### Excerpt provided
Question

Mass `M` is distributed uniformly along a line of length `2L`. A particle of mass `m` is at a point that is at a distance `a` above the centre of the line on the its perpendicular bisector (Point `P` in figure). The gravitational force that the line exert on the particle is

A. `(GMm)/(sqrt(L^(2)+a^(2)))`
B. `(GMm)/(a(L^(2)+a^(2)))`
C. `(GMm)/(asqrt(L^(2)+a^(2)))`
D. `(GMm)/(a(L^(2)+a^(2))^(2))`

Answer 1

Correct Answer - C

`dM=(M/(2L))dx F=(Gm(dM))/((a^(2)+x^(2))`
Components `F cos theta` (i.e. parallel to line) cancel each other. Net force will be perpendicular to the rod.
`F_(net)=int_(x=0)^(x=L)2F sin theta=int_(0)^(L)(2GmM)/(2L(a^(2)+x^(2)))(adx)/((a^(2)+x^(2))^(1//2))`
`int_(0)^(L)(GMma.dx)/(L(a^(2)+x^(2))^(3//2))=(GMm)/(asqrt(L^(2)+a^(2)))`

### Stated task A
Copy the listing word for word, from its first line down through the line containing "svg-text:350: 350 (47, 942, 94, 973)", including both of those lines.

### Information given

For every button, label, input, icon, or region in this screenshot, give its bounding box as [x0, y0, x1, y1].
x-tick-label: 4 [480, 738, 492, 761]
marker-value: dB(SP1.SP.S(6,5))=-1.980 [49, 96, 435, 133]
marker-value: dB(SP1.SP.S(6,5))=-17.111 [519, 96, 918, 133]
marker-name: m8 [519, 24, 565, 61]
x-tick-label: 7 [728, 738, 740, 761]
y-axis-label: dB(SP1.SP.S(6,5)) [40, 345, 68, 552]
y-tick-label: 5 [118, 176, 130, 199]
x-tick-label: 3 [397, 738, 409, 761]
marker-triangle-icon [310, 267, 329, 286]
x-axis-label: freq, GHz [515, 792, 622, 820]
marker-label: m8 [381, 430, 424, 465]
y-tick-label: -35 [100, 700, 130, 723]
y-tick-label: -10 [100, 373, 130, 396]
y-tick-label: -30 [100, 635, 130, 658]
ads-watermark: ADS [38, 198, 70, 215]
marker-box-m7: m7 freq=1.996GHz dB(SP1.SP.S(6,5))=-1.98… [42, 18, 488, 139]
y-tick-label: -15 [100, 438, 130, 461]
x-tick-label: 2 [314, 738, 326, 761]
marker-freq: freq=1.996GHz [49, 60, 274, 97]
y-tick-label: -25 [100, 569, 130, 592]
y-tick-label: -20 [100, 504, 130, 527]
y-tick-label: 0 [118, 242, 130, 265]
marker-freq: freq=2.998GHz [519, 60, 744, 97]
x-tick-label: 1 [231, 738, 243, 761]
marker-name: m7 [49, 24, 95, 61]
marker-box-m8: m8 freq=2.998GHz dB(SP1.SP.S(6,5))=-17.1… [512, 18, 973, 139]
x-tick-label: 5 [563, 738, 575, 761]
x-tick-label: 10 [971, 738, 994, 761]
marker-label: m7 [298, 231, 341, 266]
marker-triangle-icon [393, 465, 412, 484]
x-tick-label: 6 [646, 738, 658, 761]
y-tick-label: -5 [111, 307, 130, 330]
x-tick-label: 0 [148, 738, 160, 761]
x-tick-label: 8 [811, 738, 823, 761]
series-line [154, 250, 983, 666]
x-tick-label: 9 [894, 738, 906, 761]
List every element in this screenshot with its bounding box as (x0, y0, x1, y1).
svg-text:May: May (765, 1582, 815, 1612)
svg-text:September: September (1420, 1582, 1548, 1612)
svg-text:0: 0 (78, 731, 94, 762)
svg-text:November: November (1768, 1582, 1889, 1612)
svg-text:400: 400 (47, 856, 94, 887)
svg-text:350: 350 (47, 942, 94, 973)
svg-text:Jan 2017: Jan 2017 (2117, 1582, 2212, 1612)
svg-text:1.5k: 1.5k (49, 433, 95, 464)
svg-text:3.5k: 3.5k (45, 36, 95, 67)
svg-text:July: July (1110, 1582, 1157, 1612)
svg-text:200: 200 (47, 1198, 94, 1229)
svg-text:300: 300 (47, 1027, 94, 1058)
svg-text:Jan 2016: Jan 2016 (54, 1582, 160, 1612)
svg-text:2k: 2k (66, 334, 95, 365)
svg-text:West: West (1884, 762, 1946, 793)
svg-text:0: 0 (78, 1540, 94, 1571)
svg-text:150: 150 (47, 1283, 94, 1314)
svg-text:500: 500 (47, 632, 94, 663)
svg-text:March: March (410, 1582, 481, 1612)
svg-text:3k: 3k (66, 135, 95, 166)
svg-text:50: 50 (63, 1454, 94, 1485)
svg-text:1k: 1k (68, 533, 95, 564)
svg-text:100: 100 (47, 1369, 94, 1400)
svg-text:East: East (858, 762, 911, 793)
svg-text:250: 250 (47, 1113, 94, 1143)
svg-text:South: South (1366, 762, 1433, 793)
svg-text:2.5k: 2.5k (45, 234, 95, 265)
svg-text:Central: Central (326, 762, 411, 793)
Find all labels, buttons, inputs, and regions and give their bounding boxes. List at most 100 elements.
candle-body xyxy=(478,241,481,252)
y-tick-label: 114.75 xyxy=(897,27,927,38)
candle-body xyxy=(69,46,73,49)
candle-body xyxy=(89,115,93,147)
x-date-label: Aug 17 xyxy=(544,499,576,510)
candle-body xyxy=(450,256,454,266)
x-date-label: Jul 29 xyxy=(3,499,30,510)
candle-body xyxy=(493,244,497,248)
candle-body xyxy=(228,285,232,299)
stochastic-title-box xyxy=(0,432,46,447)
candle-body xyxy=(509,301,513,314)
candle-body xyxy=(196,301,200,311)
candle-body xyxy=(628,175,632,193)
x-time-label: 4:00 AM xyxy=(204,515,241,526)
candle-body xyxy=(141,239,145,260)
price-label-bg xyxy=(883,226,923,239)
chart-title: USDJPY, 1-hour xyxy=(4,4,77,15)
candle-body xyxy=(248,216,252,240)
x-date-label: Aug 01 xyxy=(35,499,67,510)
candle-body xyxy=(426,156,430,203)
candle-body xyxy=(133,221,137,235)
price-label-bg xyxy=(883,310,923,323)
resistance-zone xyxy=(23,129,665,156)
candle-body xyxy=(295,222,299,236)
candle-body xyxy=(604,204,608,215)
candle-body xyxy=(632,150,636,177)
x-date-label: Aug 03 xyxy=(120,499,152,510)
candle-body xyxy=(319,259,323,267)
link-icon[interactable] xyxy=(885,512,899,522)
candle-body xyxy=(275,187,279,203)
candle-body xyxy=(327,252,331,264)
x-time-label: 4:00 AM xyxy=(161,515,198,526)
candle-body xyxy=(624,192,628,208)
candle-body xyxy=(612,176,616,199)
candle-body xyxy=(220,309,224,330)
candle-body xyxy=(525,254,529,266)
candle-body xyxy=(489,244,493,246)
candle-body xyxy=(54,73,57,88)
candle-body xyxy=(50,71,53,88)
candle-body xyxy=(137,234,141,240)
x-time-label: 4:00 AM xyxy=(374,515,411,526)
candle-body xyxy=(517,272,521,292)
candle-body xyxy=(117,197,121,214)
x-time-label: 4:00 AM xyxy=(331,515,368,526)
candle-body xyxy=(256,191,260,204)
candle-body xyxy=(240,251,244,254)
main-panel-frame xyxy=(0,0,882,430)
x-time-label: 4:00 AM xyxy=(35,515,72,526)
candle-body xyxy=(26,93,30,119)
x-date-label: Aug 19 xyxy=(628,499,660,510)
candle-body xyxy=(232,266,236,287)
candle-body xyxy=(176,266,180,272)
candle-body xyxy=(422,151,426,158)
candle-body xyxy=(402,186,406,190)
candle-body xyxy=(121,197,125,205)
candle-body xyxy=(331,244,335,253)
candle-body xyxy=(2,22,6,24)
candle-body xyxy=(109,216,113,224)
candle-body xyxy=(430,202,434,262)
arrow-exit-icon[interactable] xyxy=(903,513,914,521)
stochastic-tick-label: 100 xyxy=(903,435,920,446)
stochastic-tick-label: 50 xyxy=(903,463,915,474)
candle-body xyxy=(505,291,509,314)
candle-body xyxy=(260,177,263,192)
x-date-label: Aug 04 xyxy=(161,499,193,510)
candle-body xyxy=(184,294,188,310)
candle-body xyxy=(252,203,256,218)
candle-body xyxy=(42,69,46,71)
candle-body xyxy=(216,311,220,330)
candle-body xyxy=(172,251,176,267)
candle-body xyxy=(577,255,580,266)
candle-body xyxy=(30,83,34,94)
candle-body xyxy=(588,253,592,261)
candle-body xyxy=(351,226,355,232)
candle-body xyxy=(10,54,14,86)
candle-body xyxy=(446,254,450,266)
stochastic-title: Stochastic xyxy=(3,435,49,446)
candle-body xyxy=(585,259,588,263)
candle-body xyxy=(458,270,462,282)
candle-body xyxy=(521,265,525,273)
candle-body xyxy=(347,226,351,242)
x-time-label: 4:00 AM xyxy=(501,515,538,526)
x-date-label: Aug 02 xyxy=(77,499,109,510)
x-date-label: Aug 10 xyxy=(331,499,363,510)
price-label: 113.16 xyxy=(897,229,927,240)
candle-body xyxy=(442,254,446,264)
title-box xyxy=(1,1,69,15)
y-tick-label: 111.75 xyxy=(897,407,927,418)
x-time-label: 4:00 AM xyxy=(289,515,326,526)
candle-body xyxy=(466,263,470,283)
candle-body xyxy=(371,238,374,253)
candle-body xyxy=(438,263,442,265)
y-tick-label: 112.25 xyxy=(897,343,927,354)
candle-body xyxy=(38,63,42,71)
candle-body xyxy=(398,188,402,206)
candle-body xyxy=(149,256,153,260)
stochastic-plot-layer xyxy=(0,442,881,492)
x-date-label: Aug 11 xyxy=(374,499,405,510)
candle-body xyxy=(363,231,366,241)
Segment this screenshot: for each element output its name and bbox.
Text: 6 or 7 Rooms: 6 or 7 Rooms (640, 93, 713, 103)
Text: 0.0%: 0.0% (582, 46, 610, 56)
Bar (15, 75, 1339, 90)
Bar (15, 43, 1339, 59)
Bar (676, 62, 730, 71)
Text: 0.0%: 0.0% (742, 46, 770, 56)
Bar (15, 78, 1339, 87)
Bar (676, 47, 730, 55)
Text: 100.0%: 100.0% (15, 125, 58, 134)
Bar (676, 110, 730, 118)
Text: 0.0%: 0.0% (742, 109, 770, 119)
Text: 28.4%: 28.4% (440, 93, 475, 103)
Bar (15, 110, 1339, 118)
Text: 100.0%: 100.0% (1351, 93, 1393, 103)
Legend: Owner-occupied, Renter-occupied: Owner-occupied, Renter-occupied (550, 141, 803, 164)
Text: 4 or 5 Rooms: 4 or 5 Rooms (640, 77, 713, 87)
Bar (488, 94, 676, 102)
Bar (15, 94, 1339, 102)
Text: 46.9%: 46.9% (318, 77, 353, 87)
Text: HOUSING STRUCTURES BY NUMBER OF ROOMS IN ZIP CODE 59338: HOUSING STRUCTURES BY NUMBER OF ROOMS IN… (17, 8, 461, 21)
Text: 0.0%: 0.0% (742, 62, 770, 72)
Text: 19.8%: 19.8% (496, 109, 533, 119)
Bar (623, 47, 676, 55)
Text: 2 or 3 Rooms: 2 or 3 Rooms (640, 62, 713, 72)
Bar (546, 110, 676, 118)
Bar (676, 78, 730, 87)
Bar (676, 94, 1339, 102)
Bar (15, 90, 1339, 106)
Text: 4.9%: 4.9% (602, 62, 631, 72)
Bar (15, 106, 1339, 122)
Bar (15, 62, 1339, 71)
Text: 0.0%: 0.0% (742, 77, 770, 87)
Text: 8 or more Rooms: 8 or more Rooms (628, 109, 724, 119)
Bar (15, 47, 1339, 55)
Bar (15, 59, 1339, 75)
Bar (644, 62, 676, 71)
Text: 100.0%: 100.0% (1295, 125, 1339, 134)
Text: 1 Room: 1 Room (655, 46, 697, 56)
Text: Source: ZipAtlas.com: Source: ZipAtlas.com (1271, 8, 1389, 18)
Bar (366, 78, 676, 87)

### Stated task B
In the gravitation problem about the uniform line of mass, list the four answer choices with their letters.

### Expected output A
For every button, label, input, icon, or region in this screenshot, give its bounding box as [x0, y0, x1, y1].
x-tick-label: 4 [480, 738, 492, 761]
marker-value: dB(SP1.SP.S(6,5))=-1.980 [49, 96, 435, 133]
marker-value: dB(SP1.SP.S(6,5))=-17.111 [519, 96, 918, 133]
marker-name: m8 [519, 24, 565, 61]
x-tick-label: 7 [728, 738, 740, 761]
y-axis-label: dB(SP1.SP.S(6,5)) [40, 345, 68, 552]
y-tick-label: 5 [118, 176, 130, 199]
x-tick-label: 3 [397, 738, 409, 761]
marker-triangle-icon [310, 267, 329, 286]
x-axis-label: freq, GHz [515, 792, 622, 820]
marker-label: m8 [381, 430, 424, 465]
y-tick-label: -35 [100, 700, 130, 723]
y-tick-label: -10 [100, 373, 130, 396]
y-tick-label: -30 [100, 635, 130, 658]
ads-watermark: ADS [38, 198, 70, 215]
marker-box-m7: m7 freq=1.996GHz dB(SP1.SP.S(6,5))=-1.98… [42, 18, 488, 139]
y-tick-label: -15 [100, 438, 130, 461]
x-tick-label: 2 [314, 738, 326, 761]
marker-freq: freq=1.996GHz [49, 60, 274, 97]
y-tick-label: -25 [100, 569, 130, 592]
y-tick-label: -20 [100, 504, 130, 527]
y-tick-label: 0 [118, 242, 130, 265]
marker-freq: freq=2.998GHz [519, 60, 744, 97]
x-tick-label: 1 [231, 738, 243, 761]
marker-name: m7 [49, 24, 95, 61]
marker-box-m8: m8 freq=2.998GHz dB(SP1.SP.S(6,5))=-17.1… [512, 18, 973, 139]
x-tick-label: 5 [563, 738, 575, 761]
x-tick-label: 10 [971, 738, 994, 761]
marker-label: m7 [298, 231, 341, 266]
marker-triangle-icon [393, 465, 412, 484]
x-tick-label: 6 [646, 738, 658, 761]
y-tick-label: -5 [111, 307, 130, 330]
x-tick-label: 0 [148, 738, 160, 761]
x-tick-label: 8 [811, 738, 823, 761]
series-line [154, 250, 983, 666]
x-tick-label: 9 [894, 738, 906, 761]
List every element in this screenshot with its bounding box as (x0, y0, x1, y1).
svg-text:May: May (765, 1582, 815, 1612)
svg-text:September: September (1420, 1582, 1548, 1612)
svg-text:0: 0 (78, 731, 94, 762)
svg-text:November: November (1768, 1582, 1889, 1612)
svg-text:400: 400 (47, 856, 94, 887)
svg-text:350: 350 (47, 942, 94, 973)

### Expected output B
A. `(GMm)/(sqrt(L^(2)+a^(2)))`
B. `(GMm)/(a(L^(2)+a^(2)))`
C. `(GMm)/(asqrt(L^(2)+a^(2)))`
D. `(GMm)/(a(L^(2)+a^(2))^(2))`